> Required work
Scan the material for the word "REVENU", and copy each line where it shows up.

> Records supplied
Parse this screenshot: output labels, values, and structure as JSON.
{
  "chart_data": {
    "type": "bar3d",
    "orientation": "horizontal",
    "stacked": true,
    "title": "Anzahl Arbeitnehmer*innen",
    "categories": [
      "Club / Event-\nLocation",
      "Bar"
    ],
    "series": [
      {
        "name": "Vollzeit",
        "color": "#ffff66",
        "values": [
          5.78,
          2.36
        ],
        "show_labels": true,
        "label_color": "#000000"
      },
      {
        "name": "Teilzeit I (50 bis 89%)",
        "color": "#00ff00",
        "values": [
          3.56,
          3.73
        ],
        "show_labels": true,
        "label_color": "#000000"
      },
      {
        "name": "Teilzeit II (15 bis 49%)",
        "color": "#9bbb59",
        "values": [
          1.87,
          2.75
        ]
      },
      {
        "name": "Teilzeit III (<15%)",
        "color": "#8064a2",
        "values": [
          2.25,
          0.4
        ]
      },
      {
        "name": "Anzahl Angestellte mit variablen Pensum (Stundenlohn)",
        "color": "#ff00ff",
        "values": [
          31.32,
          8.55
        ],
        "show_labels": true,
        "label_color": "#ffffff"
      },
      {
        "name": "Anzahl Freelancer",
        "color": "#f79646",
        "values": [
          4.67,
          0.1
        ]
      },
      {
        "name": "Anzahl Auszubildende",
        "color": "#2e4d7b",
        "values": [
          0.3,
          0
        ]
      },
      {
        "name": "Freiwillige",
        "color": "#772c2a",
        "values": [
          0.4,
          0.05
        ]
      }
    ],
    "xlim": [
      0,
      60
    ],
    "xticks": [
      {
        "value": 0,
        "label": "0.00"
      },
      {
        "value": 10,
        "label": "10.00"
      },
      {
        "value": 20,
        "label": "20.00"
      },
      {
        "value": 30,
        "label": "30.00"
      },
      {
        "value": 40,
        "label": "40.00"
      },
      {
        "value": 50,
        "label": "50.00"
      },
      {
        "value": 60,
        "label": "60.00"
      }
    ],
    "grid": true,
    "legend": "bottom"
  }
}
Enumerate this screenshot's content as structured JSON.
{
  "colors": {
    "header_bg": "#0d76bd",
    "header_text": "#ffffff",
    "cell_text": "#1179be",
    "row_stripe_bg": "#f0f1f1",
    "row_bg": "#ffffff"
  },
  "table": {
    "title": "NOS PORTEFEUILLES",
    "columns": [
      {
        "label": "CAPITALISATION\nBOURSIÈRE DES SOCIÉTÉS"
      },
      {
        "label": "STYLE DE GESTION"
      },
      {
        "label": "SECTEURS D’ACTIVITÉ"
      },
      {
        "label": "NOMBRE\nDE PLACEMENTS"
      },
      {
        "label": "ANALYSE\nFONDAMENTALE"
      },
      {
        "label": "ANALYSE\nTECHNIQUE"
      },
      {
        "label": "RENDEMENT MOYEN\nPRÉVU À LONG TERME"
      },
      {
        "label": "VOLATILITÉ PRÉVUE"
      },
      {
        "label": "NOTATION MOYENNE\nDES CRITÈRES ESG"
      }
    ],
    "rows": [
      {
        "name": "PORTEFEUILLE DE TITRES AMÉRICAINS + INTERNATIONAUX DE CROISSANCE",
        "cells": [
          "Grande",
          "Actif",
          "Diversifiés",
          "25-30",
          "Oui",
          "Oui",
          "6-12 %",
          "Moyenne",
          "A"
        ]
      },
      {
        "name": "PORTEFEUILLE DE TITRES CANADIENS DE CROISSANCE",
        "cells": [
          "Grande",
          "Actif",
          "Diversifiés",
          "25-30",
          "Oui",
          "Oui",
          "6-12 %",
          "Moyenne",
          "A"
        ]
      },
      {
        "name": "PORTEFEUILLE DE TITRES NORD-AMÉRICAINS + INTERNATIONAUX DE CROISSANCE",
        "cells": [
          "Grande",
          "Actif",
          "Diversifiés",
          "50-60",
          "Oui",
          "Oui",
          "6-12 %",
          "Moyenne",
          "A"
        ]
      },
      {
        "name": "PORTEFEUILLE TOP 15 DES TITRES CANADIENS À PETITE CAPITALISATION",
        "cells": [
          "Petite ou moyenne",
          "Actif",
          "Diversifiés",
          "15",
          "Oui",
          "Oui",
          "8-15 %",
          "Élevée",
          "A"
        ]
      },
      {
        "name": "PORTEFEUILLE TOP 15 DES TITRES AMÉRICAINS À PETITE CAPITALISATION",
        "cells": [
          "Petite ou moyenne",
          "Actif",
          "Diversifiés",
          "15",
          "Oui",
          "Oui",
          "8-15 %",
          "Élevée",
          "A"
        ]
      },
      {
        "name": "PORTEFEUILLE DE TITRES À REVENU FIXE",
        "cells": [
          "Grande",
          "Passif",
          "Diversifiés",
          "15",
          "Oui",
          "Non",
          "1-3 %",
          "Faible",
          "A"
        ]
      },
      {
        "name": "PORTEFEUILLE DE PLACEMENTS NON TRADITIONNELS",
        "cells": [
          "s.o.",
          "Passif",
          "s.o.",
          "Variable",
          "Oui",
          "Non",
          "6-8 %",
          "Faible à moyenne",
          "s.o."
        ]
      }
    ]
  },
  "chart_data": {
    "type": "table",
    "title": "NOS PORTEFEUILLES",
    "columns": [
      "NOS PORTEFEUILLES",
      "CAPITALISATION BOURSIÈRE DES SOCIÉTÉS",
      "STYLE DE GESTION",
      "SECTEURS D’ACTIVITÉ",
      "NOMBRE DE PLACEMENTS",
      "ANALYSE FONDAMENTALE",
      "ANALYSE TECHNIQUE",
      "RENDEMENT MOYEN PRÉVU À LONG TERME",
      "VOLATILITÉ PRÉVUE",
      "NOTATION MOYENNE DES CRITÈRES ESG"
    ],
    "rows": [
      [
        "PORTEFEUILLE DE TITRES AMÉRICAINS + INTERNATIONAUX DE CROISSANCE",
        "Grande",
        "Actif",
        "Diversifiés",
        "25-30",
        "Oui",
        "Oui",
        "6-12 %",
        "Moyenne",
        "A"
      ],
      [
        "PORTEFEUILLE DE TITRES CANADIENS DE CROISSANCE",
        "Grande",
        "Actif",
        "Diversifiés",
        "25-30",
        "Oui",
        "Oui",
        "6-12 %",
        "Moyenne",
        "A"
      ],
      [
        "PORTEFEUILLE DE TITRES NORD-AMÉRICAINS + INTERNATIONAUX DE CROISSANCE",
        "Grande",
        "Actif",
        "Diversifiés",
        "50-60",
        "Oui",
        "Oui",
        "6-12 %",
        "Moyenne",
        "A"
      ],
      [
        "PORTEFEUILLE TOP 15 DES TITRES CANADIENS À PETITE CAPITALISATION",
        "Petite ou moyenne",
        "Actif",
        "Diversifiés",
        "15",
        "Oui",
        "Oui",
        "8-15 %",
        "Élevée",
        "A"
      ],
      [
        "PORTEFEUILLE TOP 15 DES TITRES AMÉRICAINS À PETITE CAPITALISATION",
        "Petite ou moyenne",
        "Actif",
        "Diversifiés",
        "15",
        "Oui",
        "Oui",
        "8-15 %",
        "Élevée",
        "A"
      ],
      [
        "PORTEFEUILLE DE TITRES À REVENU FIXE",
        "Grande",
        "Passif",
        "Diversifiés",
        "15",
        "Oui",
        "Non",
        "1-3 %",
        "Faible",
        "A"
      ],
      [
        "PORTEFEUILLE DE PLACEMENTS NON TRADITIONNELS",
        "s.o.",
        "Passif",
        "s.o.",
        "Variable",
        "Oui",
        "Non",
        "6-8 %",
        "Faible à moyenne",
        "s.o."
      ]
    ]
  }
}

> Exercise result
        "name": "PORTEFEUILLE DE TITRES À REVENU FIXE",
        "PORTEFEUILLE DE TITRES À REVENU FIXE",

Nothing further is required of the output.